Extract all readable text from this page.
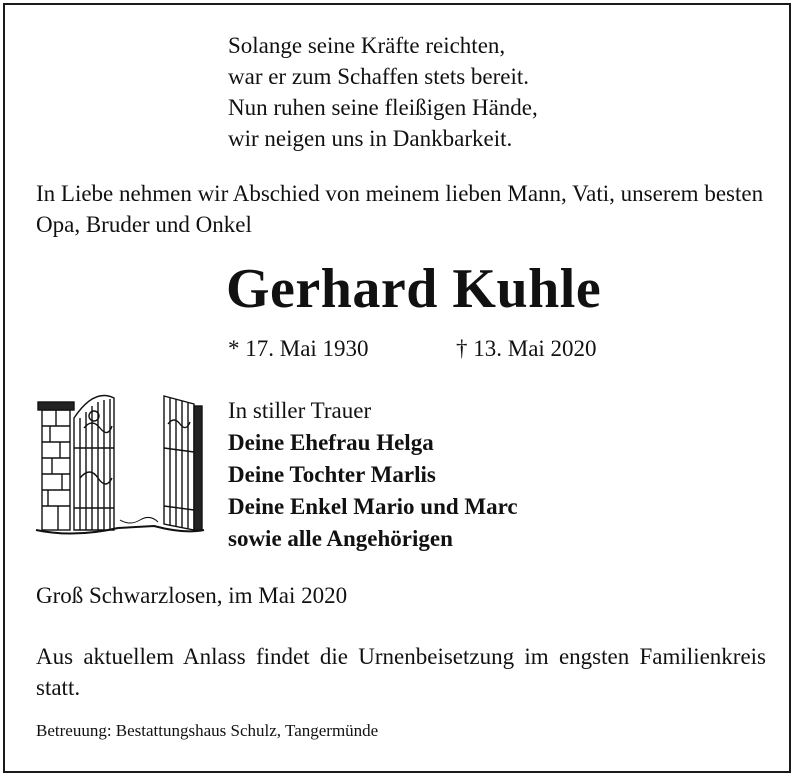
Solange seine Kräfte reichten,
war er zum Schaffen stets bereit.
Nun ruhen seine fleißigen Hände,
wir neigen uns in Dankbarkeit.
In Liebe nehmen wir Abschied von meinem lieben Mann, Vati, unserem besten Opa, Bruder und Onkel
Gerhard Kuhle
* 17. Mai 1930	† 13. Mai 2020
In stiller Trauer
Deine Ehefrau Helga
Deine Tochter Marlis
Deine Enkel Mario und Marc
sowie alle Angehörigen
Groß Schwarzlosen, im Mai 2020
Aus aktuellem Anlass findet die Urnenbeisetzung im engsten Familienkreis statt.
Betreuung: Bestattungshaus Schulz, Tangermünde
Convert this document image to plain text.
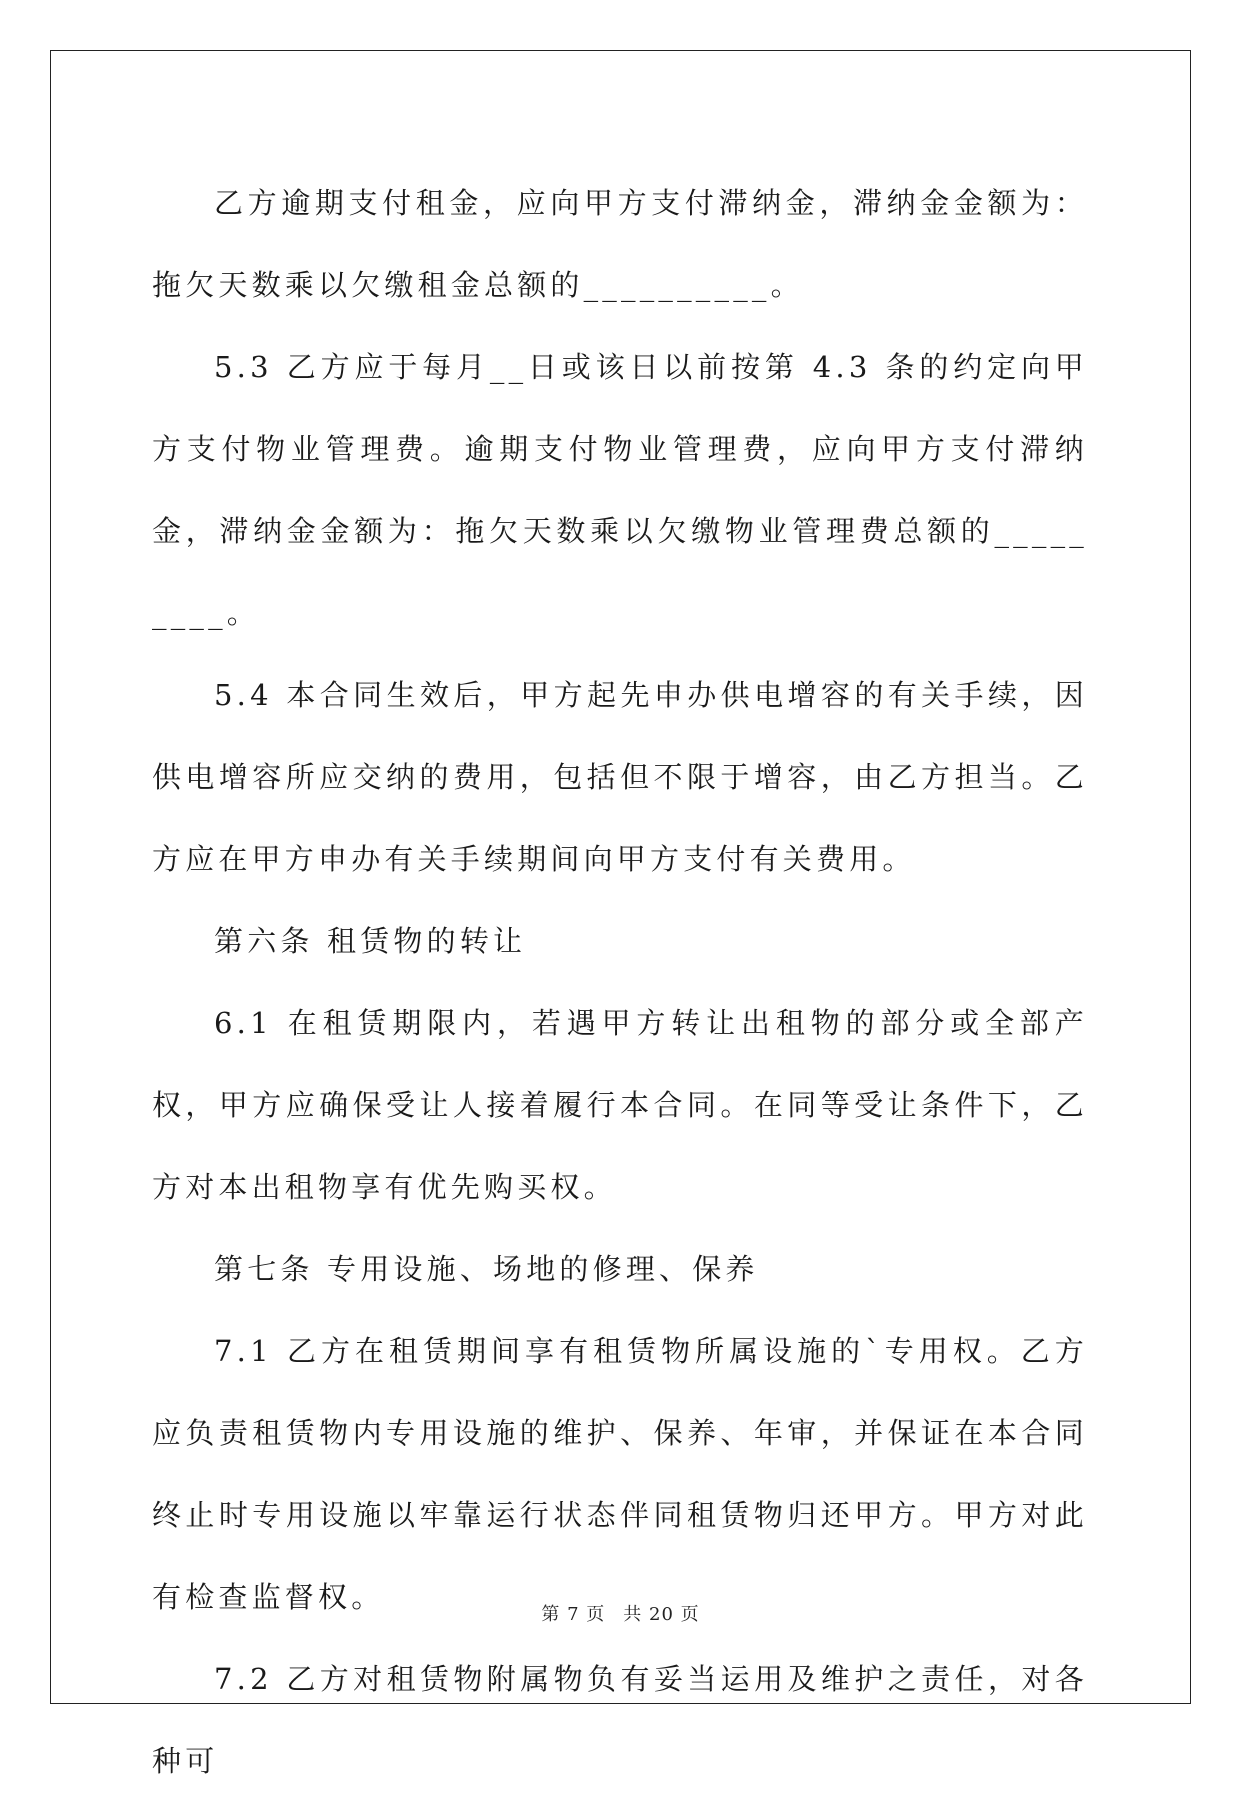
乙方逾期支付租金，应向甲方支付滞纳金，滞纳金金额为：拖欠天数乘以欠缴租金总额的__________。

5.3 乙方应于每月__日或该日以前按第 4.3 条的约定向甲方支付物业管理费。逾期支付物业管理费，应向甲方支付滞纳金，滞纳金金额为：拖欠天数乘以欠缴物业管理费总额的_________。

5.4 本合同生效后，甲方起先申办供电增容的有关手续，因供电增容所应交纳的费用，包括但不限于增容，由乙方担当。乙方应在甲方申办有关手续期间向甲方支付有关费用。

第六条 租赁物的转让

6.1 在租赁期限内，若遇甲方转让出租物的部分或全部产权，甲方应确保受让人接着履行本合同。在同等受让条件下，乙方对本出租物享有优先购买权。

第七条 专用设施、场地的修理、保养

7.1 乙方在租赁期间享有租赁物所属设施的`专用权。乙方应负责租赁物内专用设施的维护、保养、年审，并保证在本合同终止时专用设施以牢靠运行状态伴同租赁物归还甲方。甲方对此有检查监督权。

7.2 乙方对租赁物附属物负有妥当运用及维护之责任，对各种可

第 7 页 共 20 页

++++++++++

REQUIREMENT
Reproduce the entries exactly. Do not carry over any picture.

WORKED SOLUTION
Extract all readable text from this page.
Solange seine Kräfte reichten,
war er zum Schaffen stets bereit.
Nun ruhen seine fleißigen Hände,
wir neigen uns in Dankbarkeit.
In Liebe nehmen wir Abschied von meinem lieben Mann, Vati, unserem besten Opa, Bruder und Onkel
Gerhard Kuhle
* 17. Mai 1930	† 13. Mai 2020
In stiller Trauer
Deine Ehefrau Helga
Deine Tochter Marlis
Deine Enkel Mario und Marc
sowie alle Angehörigen
Groß Schwarzlosen, im Mai 2020
Aus aktuellem Anlass findet die Urnenbeisetzung im engsten Familienkreis statt.
Betreuung: Bestattungshaus Schulz, Tangermünde
Convert this document image to plain text.
乙方逾期支付租金，应向甲方支付滞纳金，滞纳金金额为：拖欠天数乘以欠缴租金总额的__________。

5.3 乙方应于每月__日或该日以前按第 4.3 条的约定向甲方支付物业管理费。逾期支付物业管理费，应向甲方支付滞纳金，滞纳金金额为：拖欠天数乘以欠缴物业管理费总额的_________。

5.4 本合同生效后，甲方起先申办供电增容的有关手续，因供电增容所应交纳的费用，包括但不限于增容，由乙方担当。乙方应在甲方申办有关手续期间向甲方支付有关费用。

第六条 租赁物的转让

6.1 在租赁期限内，若遇甲方转让出租物的部分或全部产权，甲方应确保受让人接着履行本合同。在同等受让条件下，乙方对本出租物享有优先购买权。

第七条 专用设施、场地的修理、保养

7.1 乙方在租赁期间享有租赁物所属设施的`专用权。乙方应负责租赁物内专用设施的维护、保养、年审，并保证在本合同终止时专用设施以牢靠运行状态伴同租赁物归还甲方。甲方对此有检查监督权。

7.2 乙方对租赁物附属物负有妥当运用及维护之责任，对各种可

第 7 页 共 20 页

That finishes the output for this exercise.